§ WORK INSTRUCTIONS
Repeat the listing in full. Nothing may be added or left out.

§ SOURCE MATERIAL
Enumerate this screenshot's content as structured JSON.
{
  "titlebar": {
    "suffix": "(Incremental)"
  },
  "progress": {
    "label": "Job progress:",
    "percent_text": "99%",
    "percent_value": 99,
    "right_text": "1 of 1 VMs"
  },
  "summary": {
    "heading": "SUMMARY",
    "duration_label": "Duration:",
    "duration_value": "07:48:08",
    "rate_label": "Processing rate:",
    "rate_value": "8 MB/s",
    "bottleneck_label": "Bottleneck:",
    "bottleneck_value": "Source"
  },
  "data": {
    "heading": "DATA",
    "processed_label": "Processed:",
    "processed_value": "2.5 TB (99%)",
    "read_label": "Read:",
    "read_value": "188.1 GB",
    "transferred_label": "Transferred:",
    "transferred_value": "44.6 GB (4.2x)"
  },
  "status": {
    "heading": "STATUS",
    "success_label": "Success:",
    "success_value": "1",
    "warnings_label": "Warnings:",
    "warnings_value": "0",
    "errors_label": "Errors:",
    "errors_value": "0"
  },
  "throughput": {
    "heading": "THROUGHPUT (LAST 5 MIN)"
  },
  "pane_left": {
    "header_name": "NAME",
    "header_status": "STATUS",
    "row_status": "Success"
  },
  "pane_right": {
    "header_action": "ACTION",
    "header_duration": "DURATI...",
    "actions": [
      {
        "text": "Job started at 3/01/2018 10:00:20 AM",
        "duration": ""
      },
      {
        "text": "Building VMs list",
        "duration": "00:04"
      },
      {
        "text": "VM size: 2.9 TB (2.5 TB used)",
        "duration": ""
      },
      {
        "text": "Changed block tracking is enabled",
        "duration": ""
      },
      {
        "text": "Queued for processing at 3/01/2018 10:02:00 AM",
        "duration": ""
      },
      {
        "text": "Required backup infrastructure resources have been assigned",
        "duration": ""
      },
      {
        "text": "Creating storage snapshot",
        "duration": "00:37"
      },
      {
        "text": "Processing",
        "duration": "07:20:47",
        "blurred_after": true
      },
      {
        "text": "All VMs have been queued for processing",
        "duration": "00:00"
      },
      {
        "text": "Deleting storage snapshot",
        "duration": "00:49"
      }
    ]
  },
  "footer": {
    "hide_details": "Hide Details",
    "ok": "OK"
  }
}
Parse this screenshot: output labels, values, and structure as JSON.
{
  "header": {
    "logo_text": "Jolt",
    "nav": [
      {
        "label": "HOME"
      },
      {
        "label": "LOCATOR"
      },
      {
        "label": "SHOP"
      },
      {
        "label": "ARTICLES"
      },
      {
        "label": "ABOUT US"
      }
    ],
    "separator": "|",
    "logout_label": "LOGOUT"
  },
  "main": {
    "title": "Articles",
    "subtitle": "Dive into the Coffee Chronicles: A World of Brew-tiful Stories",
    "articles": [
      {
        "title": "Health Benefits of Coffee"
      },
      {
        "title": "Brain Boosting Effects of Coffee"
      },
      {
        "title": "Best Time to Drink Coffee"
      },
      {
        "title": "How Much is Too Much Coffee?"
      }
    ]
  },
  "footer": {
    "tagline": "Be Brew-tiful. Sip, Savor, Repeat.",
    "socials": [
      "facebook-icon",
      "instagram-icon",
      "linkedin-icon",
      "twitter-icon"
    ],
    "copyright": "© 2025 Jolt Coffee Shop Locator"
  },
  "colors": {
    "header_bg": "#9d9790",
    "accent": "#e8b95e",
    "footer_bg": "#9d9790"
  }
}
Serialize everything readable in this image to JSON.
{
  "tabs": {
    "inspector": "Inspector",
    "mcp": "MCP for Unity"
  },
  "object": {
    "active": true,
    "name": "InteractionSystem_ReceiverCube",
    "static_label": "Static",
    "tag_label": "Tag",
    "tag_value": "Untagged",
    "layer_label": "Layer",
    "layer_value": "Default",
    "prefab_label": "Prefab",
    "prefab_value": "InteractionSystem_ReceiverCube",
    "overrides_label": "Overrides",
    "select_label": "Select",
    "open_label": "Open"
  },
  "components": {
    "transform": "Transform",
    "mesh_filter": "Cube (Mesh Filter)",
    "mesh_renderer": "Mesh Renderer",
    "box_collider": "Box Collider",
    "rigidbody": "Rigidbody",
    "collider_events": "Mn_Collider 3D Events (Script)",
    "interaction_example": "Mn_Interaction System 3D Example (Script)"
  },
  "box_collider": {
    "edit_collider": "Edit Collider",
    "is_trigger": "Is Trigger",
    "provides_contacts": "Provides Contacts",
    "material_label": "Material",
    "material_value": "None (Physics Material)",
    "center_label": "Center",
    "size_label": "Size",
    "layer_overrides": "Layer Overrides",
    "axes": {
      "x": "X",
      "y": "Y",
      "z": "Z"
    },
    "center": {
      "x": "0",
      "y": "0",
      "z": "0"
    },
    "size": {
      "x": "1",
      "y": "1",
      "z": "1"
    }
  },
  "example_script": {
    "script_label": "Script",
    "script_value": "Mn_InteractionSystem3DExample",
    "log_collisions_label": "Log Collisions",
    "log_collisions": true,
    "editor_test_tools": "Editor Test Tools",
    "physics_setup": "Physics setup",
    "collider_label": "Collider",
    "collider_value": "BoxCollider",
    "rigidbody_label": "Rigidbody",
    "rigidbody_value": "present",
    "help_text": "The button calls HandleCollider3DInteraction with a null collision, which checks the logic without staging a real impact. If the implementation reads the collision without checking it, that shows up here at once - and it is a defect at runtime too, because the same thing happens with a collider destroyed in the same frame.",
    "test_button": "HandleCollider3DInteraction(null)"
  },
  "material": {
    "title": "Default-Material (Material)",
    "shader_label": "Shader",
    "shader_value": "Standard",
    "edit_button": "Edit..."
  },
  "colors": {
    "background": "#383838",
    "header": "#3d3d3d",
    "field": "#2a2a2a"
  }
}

§ WRITTEN SOLUTION
Enumerate this screenshot's content as structured JSON.
{
  "titlebar": {
    "suffix": "(Incremental)"
  },
  "progress": {
    "label": "Job progress:",
    "percent_text": "99%",
    "percent_value": 99,
    "right_text": "1 of 1 VMs"
  },
  "summary": {
    "heading": "SUMMARY",
    "duration_label": "Duration:",
    "duration_value": "07:48:08",
    "rate_label": "Processing rate:",
    "rate_value": "8 MB/s",
    "bottleneck_label": "Bottleneck:",
    "bottleneck_value": "Source"
  },
  "data": {
    "heading": "DATA",
    "processed_label": "Processed:",
    "processed_value": "2.5 TB (99%)",
    "read_label": "Read:",
    "read_value": "188.1 GB",
    "transferred_label": "Transferred:",
    "transferred_value": "44.6 GB (4.2x)"
  },
  "status": {
    "heading": "STATUS",
    "success_label": "Success:",
    "success_value": "1",
    "warnings_label": "Warnings:",
    "warnings_value": "0",
    "errors_label": "Errors:",
    "errors_value": "0"
  },
  "throughput": {
    "heading": "THROUGHPUT (LAST 5 MIN)"
  },
  "pane_left": {
    "header_name": "NAME",
    "header_status": "STATUS",
    "row_status": "Success"
  },
  "pane_right": {
    "header_action": "ACTION",
    "header_duration": "DURATI...",
    "actions": [
      {
        "text": "Job started at 3/01/2018 10:00:20 AM",
        "duration": ""
      },
      {
        "text": "Building VMs list",
        "duration": "00:04"
      },
      {
        "text": "VM size: 2.9 TB (2.5 TB used)",
        "duration": ""
      },
      {
        "text": "Changed block tracking is enabled",
        "duration": ""
      },
      {
        "text": "Queued for processing at 3/01/2018 10:02:00 AM",
        "duration": ""
      },
      {
        "text": "Required backup infrastructure resources have been assigned",
        "duration": ""
      },
      {
        "text": "Creating storage snapshot",
        "duration": "00:37"
      },
      {
        "text": "Processing",
        "duration": "07:20:47",
        "blurred_after": true
      },
      {
        "text": "All VMs have been queued for processing",
        "duration": "00:00"
      },
      {
        "text": "Deleting storage snapshot",
        "duration": "00:49"
      }
    ]
  },
  "footer": {
    "hide_details": "Hide Details",
    "ok": "OK"
  }
}
Parse this screenshot: output labels, values, and structure as JSON.
{
  "header": {
    "logo_text": "Jolt",
    "nav": [
      {
        "label": "HOME"
      },
      {
        "label": "LOCATOR"
      },
      {
        "label": "SHOP"
      },
      {
        "label": "ARTICLES"
      },
      {
        "label": "ABOUT US"
      }
    ],
    "separator": "|",
    "logout_label": "LOGOUT"
  },
  "main": {
    "title": "Articles",
    "subtitle": "Dive into the Coffee Chronicles: A World of Brew-tiful Stories",
    "articles": [
      {
        "title": "Health Benefits of Coffee"
      },
      {
        "title": "Brain Boosting Effects of Coffee"
      },
      {
        "title": "Best Time to Drink Coffee"
      },
      {
        "title": "How Much is Too Much Coffee?"
      }
    ]
  },
  "footer": {
    "tagline": "Be Brew-tiful. Sip, Savor, Repeat.",
    "socials": [
      "facebook-icon",
      "instagram-icon",
      "linkedin-icon",
      "twitter-icon"
    ],
    "copyright": "© 2025 Jolt Coffee Shop Locator"
  },
  "colors": {
    "header_bg": "#9d9790",
    "accent": "#e8b95e",
    "footer_bg": "#9d9790"
  }
}
Serialize everything readable in this image to JSON.
{
  "tabs": {
    "inspector": "Inspector",
    "mcp": "MCP for Unity"
  },
  "object": {
    "active": true,
    "name": "InteractionSystem_ReceiverCube",
    "static_label": "Static",
    "tag_label": "Tag",
    "tag_value": "Untagged",
    "layer_label": "Layer",
    "layer_value": "Default",
    "prefab_label": "Prefab",
    "prefab_value": "InteractionSystem_ReceiverCube",
    "overrides_label": "Overrides",
    "select_label": "Select",
    "open_label": "Open"
  },
  "components": {
    "transform": "Transform",
    "mesh_filter": "Cube (Mesh Filter)",
    "mesh_renderer": "Mesh Renderer",
    "box_collider": "Box Collider",
    "rigidbody": "Rigidbody",
    "collider_events": "Mn_Collider 3D Events (Script)",
    "interaction_example": "Mn_Interaction System 3D Example (Script)"
  },
  "box_collider": {
    "edit_collider": "Edit Collider",
    "is_trigger": "Is Trigger",
    "provides_contacts": "Provides Contacts",
    "material_label": "Material",
    "material_value": "None (Physics Material)",
    "center_label": "Center",
    "size_label": "Size",
    "layer_overrides": "Layer Overrides",
    "axes": {
      "x": "X",
      "y": "Y",
      "z": "Z"
    },
    "center": {
      "x": "0",
      "y": "0",
      "z": "0"
    },
    "size": {
      "x": "1",
      "y": "1",
      "z": "1"
    }
  },
  "example_script": {
    "script_label": "Script",
    "script_value": "Mn_InteractionSystem3DExample",
    "log_collisions_label": "Log Collisions",
    "log_collisions": true,
    "editor_test_tools": "Editor Test Tools",
    "physics_setup": "Physics setup",
    "collider_label": "Collider",
    "collider_value": "BoxCollider",
    "rigidbody_label": "Rigidbody",
    "rigidbody_value": "present",
    "help_text": "The button calls HandleCollider3DInteraction with a null collision, which checks the logic without staging a real impact. If the implementation reads the collision without checking it, that shows up here at once - and it is a defect at runtime too, because the same thing happens with a collider destroyed in the same frame.",
    "test_button": "HandleCollider3DInteraction(null)"
  },
  "material": {
    "title": "Default-Material (Material)",
    "shader_label": "Shader",
    "shader_value": "Standard",
    "edit_button": "Edit..."
  },
  "colors": {
    "background": "#383838",
    "header": "#3d3d3d",
    "field": "#2a2a2a"
  }
}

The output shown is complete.